Task details – Copy each line of the material below that includes the string "Images".

----- Record excerpts

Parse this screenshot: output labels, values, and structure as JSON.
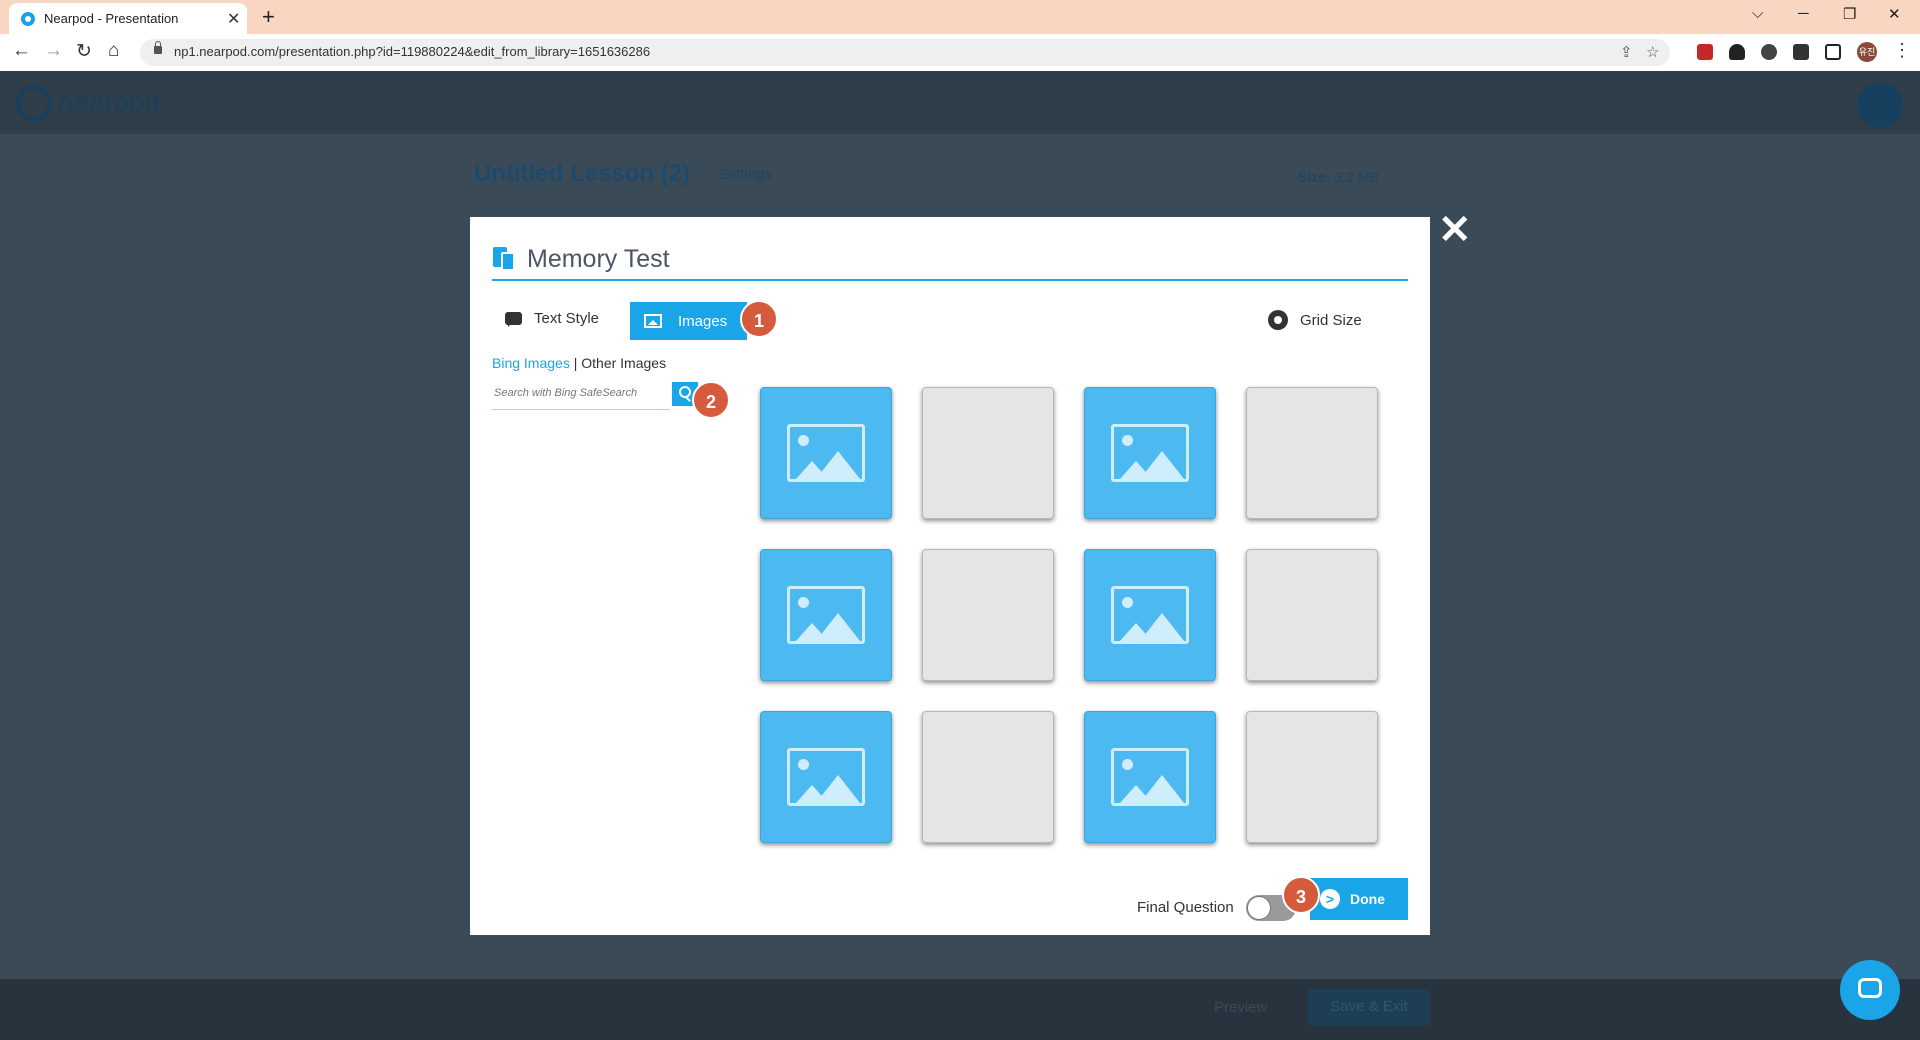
{
  "browser": {
    "tab_title": "Nearpod - Presentation",
    "tab_close": "✕",
    "new_tab": "+",
    "url": "np1.nearpod.com/presentation.php?id=119880224&edit_from_library=1651636286",
    "profile_initials": "유진"
  },
  "app": {
    "logo_text": "nearpod",
    "lesson_title": "Untitled Lesson (2)",
    "settings_label": "Settings",
    "size_label": "Size:",
    "size_value": "3.2 MB",
    "preview_label": "Preview",
    "save_exit_label": "Save & Exit"
  },
  "modal": {
    "close": "✕",
    "title": "Memory Test",
    "tabs": {
      "text_style": "Text Style",
      "images": "Images"
    },
    "grid_size_label": "Grid Size",
    "image_sources": {
      "bing": "Bing Images",
      "separator": "|",
      "other": "Other Images"
    },
    "search_placeholder": "Search with Bing SafeSearch",
    "cards": [
      "image",
      "blank",
      "image",
      "blank",
      "image",
      "blank",
      "image",
      "blank",
      "image",
      "blank",
      "image",
      "blank"
    ],
    "final_question_label": "Final Question",
    "done_label": "Done",
    "done_arrow": ">"
  },
  "badges": [
    "1",
    "2",
    "3"
  ],
  "colors": {
    "accent": "#1aa5e8",
    "badge": "#d65b3c",
    "tab_bar": "#f8d6c2",
    "overlay": "#3a4a57"
  }
}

----------

Problem solution –
      "images": "Images"
      "bing": "Bing Images",
      "other": "Other Images"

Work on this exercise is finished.